Written task> Tally the lines that contain "name" and report the total alone.

[Entries from a dataset]
####

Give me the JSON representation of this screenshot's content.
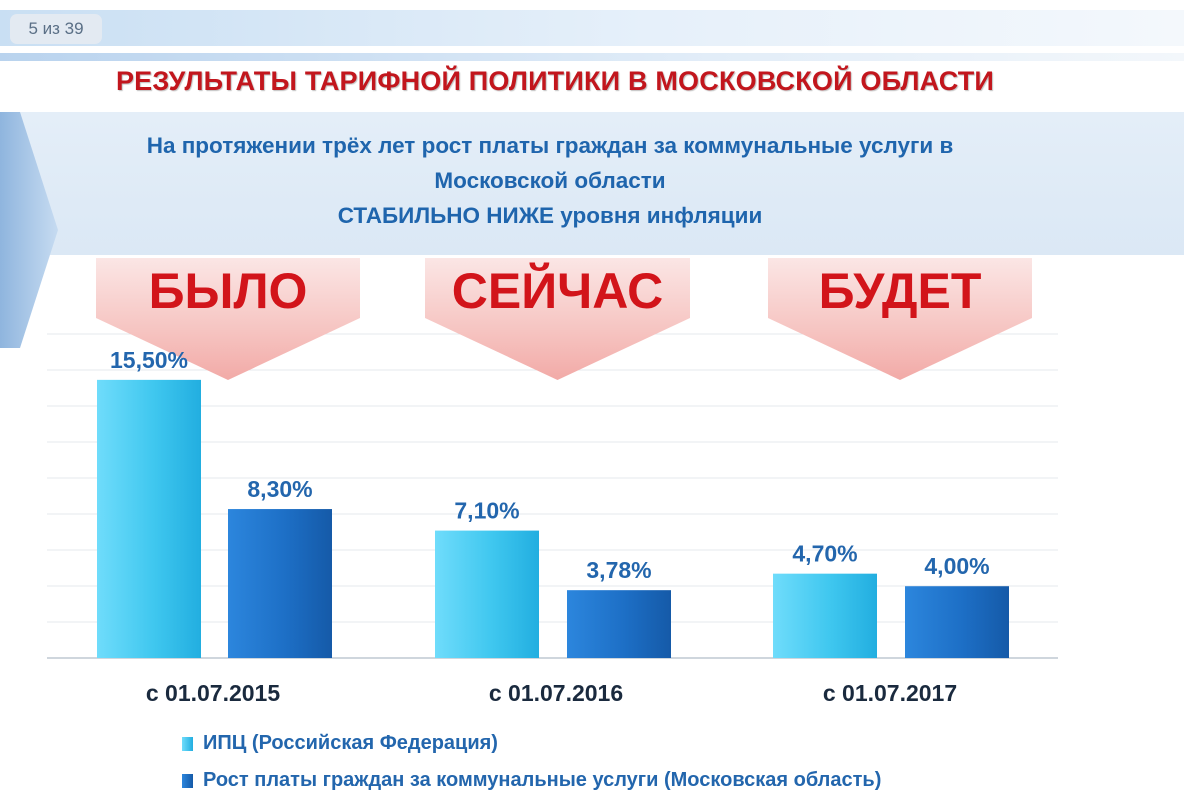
{
  "page_counter": "5 из 39",
  "title": "РЕЗУЛЬТАТЫ  ТАРИФНОЙ  ПОЛИТИКИ В  МОСКОВСКОЙ ОБЛАСТИ",
  "subtitle": {
    "line1": "На протяжении трёх лет рост платы граждан за коммунальные услуги в",
    "line2": "Московской области",
    "line3": "СТАБИЛЬНО НИЖЕ уровня инфляции"
  },
  "colors": {
    "title": "#c2161d",
    "subtitle": "#1f65ad",
    "series_light": "#3fc7ef",
    "series_dark": "#1d6fc6",
    "period_arrow": "#f2aaa7",
    "period_text": "#d2141a"
  },
  "periods": [
    "БЫЛО",
    "СЕЙЧАС",
    "БУДЕТ"
  ],
  "chart_data": {
    "type": "bar",
    "categories": [
      "с 01.07.2015",
      "с 01.07.2016",
      "с 01.07.2017"
    ],
    "series": [
      {
        "name": "ИПЦ (Российская Федерация)",
        "values": [
          15.5,
          7.1,
          4.7
        ],
        "labels": [
          "15,50%",
          "7,10%",
          "4,70%"
        ]
      },
      {
        "name": "Рост платы граждан за коммунальные услуги (Московская область)",
        "values": [
          8.3,
          3.78,
          4.0
        ],
        "labels": [
          "8,30%",
          "3,78%",
          "4,00%"
        ]
      }
    ],
    "ylim": [
      0,
      18
    ],
    "grid": true,
    "legend": "bottom-left"
  }
}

####

Answer in full> 2